--- Stated task ---
Search the listing for "name" and copy every line where it appears.

--- Material to process ---
--------

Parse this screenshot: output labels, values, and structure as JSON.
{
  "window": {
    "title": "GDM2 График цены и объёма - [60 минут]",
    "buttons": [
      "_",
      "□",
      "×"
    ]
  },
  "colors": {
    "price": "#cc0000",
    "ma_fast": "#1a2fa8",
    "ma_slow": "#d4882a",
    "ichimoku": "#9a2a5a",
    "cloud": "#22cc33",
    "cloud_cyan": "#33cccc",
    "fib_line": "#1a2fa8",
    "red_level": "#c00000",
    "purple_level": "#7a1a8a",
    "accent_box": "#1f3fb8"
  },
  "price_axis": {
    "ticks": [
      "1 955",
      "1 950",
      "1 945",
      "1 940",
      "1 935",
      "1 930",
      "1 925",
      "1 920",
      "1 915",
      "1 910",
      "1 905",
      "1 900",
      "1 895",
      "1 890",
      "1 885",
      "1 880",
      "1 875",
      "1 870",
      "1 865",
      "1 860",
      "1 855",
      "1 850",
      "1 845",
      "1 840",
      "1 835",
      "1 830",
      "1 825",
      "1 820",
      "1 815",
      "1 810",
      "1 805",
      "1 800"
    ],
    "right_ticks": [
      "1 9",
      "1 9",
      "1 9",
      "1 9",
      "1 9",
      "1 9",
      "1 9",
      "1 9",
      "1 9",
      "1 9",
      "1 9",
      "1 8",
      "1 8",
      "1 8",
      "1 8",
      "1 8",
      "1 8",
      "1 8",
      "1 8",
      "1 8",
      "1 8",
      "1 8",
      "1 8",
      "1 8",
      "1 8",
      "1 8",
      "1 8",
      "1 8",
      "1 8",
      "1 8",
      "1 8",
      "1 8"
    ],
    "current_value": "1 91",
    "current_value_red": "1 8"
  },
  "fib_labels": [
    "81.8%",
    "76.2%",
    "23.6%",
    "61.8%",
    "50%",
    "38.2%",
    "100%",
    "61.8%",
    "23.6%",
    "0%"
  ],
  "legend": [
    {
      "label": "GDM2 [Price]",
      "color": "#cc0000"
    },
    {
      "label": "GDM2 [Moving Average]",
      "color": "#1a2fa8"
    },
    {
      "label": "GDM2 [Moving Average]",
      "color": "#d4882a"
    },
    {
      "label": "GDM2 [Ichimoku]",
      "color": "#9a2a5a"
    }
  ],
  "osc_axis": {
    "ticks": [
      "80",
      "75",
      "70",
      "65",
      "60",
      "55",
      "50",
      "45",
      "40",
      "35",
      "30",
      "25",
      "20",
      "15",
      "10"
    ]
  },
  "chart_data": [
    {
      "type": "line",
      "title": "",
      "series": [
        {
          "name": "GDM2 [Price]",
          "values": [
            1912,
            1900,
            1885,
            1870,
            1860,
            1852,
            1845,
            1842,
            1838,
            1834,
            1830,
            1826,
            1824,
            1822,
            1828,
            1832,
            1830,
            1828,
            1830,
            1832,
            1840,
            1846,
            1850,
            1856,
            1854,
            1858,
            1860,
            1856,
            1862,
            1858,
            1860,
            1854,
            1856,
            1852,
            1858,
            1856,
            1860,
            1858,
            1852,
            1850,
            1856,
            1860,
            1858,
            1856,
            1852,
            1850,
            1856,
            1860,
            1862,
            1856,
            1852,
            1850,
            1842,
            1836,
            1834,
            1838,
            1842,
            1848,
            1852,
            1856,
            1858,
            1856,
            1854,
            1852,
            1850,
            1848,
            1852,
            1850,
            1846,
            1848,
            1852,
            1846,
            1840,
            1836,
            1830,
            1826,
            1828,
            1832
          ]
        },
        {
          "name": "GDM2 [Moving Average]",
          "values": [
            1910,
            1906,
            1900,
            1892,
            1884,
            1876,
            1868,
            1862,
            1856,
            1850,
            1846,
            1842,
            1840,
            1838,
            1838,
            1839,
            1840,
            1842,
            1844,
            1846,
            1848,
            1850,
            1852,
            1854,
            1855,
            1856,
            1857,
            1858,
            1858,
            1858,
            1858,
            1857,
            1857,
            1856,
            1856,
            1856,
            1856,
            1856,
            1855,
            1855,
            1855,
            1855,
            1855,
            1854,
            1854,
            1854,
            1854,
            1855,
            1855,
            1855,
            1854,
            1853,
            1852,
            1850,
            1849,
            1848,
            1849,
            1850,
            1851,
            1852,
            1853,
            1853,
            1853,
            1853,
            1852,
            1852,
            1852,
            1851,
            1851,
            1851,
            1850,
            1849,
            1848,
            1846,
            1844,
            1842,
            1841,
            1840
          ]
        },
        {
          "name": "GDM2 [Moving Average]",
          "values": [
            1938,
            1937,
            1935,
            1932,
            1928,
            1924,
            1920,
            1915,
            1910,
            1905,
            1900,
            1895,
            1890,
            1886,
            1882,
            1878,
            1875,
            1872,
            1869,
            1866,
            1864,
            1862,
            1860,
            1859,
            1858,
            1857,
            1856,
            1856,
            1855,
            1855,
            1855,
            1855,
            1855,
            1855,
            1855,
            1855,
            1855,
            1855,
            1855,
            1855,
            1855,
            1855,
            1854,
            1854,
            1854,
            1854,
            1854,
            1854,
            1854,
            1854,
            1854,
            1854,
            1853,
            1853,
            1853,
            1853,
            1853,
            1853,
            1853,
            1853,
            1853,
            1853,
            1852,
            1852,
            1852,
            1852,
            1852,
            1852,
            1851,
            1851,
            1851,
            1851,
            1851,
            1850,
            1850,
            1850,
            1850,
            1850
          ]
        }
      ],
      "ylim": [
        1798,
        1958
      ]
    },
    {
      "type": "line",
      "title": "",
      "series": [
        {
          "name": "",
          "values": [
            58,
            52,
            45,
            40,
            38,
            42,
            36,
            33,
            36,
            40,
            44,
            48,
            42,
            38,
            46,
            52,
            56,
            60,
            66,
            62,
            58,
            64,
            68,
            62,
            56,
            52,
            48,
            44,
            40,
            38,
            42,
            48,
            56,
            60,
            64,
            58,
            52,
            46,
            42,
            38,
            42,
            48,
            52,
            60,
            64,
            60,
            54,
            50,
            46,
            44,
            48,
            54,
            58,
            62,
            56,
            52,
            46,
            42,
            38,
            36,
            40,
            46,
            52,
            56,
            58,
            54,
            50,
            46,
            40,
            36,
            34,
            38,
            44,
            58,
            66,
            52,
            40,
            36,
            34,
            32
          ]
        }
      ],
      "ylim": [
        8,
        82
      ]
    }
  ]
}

--------

--- Exercise answer ---
          "name": "GDM2 [Price]",
          "name": "GDM2 [Moving Average]",
          "name": "GDM2 [Moving Average]",
          "name": "",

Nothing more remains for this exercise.